Required work: Find the string "Kloster" in the records. Copy every line it appears in.

Source material:
★ ★ ★ ★ ★

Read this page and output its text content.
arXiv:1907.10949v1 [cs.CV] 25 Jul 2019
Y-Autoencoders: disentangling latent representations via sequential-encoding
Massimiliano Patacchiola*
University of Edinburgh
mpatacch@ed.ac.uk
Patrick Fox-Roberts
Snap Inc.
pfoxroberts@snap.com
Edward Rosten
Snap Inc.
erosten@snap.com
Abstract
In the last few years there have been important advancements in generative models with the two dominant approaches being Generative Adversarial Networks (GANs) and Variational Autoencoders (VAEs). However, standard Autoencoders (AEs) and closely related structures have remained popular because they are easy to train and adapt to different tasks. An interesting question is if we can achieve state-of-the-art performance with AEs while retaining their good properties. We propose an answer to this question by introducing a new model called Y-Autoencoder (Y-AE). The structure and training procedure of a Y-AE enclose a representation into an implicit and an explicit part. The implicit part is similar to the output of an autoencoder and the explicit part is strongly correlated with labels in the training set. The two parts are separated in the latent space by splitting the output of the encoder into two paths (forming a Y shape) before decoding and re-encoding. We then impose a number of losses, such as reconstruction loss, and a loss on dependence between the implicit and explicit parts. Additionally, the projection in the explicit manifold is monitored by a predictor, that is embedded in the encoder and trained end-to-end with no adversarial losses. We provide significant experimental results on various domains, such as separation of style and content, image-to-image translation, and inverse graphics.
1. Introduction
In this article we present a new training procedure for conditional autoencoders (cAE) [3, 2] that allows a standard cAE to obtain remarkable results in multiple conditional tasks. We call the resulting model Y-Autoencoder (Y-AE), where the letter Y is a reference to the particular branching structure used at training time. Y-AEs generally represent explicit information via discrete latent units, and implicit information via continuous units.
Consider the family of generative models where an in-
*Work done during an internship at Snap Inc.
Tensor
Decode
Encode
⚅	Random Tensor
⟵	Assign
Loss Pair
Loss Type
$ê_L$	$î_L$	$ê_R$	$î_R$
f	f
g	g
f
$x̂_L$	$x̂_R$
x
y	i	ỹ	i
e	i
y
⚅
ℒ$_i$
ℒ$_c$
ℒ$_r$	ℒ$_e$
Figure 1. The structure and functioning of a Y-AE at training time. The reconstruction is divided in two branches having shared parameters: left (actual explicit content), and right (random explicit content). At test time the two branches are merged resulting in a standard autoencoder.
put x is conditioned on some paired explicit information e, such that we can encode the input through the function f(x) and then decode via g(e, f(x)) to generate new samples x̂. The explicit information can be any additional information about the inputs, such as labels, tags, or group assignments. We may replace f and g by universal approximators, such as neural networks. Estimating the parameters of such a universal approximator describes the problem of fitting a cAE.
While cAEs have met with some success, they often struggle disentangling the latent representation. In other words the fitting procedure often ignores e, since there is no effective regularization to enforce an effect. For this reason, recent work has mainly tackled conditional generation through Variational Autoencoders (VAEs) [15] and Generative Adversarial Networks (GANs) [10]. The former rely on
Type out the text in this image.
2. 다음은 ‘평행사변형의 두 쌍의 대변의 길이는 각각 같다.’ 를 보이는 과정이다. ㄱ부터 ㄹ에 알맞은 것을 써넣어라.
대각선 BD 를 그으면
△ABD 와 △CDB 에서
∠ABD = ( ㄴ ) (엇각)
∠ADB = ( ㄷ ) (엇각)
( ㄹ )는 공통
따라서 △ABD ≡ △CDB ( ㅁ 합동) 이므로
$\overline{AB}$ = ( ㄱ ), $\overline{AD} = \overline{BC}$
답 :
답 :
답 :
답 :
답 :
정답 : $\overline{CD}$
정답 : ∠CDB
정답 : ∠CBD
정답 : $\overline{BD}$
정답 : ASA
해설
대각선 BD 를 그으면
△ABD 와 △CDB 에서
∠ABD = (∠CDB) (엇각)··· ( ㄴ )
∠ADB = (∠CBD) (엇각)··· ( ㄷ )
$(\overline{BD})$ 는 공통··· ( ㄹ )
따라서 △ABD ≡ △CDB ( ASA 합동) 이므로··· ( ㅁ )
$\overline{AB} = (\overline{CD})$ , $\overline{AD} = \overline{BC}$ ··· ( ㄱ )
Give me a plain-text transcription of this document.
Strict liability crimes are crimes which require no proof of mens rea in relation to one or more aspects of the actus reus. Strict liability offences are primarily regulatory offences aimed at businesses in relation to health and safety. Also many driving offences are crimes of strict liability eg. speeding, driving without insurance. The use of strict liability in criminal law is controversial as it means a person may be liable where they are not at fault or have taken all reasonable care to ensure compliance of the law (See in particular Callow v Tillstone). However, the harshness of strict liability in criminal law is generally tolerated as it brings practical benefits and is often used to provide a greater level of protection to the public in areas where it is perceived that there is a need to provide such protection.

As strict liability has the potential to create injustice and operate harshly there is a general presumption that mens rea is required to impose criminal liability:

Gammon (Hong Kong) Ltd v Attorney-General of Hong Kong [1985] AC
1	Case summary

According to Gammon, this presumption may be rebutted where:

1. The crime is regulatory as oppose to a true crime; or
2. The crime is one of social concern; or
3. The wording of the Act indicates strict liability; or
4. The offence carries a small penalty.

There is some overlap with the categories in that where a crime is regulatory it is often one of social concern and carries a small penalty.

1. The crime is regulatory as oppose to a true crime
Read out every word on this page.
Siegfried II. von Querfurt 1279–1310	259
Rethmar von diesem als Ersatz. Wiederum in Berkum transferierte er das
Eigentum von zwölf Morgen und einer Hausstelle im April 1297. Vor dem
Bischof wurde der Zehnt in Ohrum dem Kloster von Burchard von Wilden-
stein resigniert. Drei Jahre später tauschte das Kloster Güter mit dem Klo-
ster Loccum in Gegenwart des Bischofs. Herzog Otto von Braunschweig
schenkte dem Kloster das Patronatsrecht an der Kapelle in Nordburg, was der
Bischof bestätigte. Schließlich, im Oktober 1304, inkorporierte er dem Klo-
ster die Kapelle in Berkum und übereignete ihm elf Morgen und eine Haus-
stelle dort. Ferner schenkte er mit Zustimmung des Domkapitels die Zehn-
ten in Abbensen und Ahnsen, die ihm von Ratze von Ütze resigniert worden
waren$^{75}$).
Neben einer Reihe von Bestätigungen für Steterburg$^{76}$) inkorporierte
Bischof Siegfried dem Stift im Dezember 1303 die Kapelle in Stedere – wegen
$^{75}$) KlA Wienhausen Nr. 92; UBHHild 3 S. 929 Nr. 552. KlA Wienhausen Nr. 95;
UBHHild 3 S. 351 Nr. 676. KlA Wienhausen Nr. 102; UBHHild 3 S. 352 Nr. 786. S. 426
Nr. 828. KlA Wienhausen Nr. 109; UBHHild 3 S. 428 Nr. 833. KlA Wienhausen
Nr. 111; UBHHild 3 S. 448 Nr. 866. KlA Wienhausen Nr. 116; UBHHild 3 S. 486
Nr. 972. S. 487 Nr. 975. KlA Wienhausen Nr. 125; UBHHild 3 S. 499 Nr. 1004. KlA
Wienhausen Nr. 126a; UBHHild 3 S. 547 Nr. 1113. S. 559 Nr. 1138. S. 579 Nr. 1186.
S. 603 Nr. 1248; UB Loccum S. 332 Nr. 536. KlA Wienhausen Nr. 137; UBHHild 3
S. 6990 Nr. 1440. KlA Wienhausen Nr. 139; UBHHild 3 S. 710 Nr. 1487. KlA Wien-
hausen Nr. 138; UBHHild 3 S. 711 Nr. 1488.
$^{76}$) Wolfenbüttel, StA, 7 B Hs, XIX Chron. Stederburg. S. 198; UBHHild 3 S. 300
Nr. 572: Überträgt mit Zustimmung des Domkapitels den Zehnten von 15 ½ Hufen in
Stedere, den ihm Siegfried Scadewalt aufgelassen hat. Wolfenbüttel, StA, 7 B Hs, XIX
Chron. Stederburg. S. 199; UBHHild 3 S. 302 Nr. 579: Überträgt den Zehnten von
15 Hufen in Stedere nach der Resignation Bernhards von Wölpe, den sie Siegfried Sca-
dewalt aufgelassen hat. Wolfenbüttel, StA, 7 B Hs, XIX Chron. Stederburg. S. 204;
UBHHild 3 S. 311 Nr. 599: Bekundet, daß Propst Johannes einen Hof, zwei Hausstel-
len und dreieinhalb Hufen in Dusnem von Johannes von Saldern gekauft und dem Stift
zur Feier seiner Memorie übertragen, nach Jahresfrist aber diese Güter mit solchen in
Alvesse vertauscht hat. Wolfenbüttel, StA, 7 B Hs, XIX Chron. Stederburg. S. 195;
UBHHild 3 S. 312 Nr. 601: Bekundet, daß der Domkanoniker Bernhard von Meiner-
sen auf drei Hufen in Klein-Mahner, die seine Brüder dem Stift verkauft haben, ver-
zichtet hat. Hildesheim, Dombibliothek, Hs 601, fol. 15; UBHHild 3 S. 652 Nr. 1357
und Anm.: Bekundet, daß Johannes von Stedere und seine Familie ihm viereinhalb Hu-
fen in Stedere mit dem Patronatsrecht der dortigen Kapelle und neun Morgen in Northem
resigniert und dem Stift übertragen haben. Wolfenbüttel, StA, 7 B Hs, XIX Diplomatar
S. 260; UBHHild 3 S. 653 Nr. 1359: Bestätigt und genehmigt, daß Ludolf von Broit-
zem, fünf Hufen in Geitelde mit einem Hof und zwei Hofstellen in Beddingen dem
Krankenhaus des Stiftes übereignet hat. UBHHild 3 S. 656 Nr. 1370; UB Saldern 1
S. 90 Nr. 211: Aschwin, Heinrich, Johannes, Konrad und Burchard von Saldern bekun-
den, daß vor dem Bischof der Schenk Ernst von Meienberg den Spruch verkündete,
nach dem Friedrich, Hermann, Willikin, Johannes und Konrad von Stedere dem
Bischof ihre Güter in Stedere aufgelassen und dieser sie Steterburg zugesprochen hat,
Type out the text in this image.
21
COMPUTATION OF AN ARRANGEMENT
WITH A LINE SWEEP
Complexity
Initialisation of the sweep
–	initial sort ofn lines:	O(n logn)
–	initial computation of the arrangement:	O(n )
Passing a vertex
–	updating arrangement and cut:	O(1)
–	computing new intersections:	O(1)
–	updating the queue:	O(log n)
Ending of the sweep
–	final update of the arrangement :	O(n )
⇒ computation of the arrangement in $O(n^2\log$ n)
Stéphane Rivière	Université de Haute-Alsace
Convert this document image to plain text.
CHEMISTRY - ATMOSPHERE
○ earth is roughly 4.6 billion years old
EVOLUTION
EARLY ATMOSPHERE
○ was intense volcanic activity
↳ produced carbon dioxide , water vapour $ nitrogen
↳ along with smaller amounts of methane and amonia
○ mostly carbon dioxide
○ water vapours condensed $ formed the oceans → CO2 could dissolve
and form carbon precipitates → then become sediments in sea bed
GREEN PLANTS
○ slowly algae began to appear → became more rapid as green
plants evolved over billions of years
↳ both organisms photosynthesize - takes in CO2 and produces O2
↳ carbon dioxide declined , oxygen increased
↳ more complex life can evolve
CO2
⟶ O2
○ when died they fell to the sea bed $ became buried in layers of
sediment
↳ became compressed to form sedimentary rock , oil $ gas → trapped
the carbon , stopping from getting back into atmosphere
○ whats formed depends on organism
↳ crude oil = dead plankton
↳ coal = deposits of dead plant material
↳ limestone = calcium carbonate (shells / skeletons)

★ ★ ★ ★ ★

Response to the task:
Bischof wurde der Zehnt in Ohrum dem Kloster von Burchard von Wilden-
stein resigniert. Drei Jahre später tauschte das Kloster Güter mit dem Klo-
schenkte dem Kloster das Patronatsrecht an der Kapelle in Nordburg, was der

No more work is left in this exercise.